— Start of PROVIDED DATA —

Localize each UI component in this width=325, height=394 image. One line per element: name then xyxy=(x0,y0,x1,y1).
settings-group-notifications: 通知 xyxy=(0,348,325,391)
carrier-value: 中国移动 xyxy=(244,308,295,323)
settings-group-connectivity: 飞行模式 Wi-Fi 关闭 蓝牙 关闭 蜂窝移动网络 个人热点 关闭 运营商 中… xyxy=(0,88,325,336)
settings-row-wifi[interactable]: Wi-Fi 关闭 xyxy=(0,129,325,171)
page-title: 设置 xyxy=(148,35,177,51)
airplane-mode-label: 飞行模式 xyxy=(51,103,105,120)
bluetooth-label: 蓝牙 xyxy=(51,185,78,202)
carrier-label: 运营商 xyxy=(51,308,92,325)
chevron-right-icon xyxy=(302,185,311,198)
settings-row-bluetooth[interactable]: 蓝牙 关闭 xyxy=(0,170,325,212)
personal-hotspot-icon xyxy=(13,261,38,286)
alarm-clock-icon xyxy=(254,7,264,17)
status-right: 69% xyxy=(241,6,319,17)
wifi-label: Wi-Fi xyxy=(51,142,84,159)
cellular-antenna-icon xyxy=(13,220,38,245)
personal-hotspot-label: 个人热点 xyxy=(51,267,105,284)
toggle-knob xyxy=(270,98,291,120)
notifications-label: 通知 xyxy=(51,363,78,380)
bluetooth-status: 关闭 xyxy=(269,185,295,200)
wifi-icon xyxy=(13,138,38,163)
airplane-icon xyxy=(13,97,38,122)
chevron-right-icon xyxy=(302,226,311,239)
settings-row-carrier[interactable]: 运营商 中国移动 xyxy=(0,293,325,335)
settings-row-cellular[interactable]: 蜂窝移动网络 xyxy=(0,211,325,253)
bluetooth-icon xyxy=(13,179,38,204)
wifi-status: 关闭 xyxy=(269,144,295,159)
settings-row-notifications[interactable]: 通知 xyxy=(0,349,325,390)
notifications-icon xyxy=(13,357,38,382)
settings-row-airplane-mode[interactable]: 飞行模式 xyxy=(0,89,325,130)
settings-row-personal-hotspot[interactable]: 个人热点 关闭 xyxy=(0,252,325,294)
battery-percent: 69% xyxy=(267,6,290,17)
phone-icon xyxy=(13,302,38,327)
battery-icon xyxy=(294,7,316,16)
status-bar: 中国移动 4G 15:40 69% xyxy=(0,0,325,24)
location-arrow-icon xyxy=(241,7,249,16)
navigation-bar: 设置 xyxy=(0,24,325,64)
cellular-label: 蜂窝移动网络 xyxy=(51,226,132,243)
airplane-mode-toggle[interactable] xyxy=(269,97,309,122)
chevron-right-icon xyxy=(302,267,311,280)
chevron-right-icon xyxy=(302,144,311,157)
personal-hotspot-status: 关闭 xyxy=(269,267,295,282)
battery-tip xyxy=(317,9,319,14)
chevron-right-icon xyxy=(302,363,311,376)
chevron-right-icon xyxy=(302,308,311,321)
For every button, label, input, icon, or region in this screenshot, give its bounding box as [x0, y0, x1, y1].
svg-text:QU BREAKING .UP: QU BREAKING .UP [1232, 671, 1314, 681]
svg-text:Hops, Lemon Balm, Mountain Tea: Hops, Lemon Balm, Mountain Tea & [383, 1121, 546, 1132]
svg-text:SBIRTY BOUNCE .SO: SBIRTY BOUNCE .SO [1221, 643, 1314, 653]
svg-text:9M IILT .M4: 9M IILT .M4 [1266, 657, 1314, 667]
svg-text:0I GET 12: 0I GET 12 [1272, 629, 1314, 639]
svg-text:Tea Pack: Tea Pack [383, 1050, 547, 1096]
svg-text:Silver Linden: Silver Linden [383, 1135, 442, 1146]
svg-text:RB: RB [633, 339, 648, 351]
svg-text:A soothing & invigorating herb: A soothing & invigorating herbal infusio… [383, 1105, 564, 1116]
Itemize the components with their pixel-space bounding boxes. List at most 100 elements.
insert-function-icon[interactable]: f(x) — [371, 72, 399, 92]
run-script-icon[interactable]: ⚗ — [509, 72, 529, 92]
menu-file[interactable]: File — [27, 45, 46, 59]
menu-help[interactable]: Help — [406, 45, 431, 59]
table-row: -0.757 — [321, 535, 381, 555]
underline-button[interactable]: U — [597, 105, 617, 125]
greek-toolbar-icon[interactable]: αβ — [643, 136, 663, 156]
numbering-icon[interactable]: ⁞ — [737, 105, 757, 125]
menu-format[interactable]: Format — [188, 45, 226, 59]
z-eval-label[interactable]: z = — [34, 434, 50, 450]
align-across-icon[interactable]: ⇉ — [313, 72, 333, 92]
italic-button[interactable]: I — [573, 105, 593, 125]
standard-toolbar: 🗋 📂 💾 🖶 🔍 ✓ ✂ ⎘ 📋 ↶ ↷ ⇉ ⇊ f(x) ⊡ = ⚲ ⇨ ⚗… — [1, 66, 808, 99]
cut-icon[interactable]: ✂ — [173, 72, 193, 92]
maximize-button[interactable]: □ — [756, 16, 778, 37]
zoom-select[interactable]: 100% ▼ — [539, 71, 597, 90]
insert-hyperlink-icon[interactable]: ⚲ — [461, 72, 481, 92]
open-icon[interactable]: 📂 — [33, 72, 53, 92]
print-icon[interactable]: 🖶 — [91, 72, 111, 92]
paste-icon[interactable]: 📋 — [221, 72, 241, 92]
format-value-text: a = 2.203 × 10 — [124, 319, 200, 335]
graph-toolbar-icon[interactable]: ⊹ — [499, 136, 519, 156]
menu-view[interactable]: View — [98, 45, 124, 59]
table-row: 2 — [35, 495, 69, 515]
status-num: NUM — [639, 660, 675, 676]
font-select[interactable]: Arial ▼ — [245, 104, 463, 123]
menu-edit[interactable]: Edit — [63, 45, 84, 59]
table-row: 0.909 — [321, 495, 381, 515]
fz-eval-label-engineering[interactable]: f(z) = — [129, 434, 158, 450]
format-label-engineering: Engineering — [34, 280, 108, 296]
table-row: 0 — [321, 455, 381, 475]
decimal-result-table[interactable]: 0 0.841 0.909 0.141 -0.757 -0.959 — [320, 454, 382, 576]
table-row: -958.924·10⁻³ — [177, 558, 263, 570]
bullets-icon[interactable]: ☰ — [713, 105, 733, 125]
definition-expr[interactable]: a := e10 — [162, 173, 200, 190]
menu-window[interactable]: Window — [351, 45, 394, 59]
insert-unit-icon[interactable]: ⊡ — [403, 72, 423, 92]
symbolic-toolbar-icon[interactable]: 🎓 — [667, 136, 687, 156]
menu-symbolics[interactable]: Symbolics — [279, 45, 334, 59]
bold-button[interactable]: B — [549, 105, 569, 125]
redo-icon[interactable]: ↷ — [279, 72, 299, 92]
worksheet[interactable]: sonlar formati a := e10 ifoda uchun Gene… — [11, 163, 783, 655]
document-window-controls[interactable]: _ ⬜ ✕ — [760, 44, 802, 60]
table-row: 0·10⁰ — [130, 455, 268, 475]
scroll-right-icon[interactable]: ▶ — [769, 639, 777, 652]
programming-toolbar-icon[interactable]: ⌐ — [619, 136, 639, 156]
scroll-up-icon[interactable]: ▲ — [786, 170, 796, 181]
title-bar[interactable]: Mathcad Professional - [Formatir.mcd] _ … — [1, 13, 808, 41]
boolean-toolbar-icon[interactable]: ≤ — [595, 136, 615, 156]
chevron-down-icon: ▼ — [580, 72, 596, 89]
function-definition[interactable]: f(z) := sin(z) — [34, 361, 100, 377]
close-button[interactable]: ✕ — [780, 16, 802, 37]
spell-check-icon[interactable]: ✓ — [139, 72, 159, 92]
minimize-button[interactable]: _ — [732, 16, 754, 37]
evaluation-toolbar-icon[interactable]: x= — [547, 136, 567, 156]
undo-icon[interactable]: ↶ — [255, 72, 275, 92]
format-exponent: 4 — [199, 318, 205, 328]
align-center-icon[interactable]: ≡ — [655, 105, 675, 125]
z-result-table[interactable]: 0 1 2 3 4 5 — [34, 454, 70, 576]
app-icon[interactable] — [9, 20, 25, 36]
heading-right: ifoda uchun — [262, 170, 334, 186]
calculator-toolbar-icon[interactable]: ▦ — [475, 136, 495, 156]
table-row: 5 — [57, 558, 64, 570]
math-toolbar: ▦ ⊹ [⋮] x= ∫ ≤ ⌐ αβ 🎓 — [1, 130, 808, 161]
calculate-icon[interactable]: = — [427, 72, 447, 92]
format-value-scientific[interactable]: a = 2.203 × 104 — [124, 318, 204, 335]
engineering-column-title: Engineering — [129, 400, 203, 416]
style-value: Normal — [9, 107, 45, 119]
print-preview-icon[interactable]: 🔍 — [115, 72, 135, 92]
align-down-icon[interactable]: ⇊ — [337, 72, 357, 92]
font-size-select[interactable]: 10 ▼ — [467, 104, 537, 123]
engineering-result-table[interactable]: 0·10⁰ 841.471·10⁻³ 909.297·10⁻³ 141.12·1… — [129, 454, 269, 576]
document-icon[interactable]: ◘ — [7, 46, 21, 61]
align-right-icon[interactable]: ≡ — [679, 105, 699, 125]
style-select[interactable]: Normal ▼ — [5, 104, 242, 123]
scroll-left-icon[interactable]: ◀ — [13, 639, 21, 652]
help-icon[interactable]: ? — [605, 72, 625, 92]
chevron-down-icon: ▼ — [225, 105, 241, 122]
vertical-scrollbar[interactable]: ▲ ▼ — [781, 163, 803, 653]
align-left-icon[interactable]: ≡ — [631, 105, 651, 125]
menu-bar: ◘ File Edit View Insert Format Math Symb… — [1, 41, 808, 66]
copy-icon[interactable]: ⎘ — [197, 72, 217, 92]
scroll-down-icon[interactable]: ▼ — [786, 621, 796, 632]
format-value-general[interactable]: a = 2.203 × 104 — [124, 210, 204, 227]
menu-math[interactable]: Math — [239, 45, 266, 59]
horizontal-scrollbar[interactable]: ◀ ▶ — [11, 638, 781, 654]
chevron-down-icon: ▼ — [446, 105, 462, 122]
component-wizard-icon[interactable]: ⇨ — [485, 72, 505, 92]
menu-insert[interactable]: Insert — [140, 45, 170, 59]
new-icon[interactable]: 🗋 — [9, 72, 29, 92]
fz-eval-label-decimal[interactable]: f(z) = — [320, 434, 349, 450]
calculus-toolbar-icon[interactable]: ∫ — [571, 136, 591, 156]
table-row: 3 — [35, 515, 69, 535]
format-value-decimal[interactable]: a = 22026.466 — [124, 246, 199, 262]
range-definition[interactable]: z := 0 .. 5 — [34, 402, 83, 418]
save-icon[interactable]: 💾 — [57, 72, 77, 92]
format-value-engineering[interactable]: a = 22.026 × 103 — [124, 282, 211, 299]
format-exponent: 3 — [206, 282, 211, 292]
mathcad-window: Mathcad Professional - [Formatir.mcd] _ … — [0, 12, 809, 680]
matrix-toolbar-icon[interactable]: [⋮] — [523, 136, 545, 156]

— End of PROVIDED DATA —

EXERCISE DETAILS
Begin at the first line of the material and stop after the line that contains "status-right: 69% xyxy=(241,6,319,17)". Convert those lines into a Markdown table with the columns Row and Line, numbering each row and skipping blank lines.

SOLUTION TO THIS EXERCISE
| Row | Line |
|---|---|
| 1 | Localize each UI component in this width=325, height=394 image. One line per element: name then xyxy=(x0,y0,x1,y1). |
| 2 | settings-group-notifications: 通知 xyxy=(0,348,325,391) |
| 3 | carrier-value: 中国移动 xyxy=(244,308,295,323) |
| 4 | settings-group-connectivity: 飞行模式 Wi-Fi 关闭 蓝牙 关闭 蜂窝移动网络 个人热点 关闭 运营商 中… xyxy=(0,88,325,336) |
| 5 | settings-row-wifi[interactable]: Wi-Fi 关闭 xyxy=(0,129,325,171) |
| 6 | page-title: 设置 xyxy=(148,35,177,51) |
| 7 | airplane-mode-label: 飞行模式 xyxy=(51,103,105,120) |
| 8 | bluetooth-label: 蓝牙 xyxy=(51,185,78,202) |
| 9 | carrier-label: 运营商 xyxy=(51,308,92,325) |
| 10 | chevron-right-icon xyxy=(302,185,311,198) |
| 11 | settings-row-bluetooth[interactable]: 蓝牙 关闭 xyxy=(0,170,325,212) |
| 12 | personal-hotspot-icon xyxy=(13,261,38,286) |
| 13 | alarm-clock-icon xyxy=(254,7,264,17) |
| 14 | status-right: 69% xyxy=(241,6,319,17) |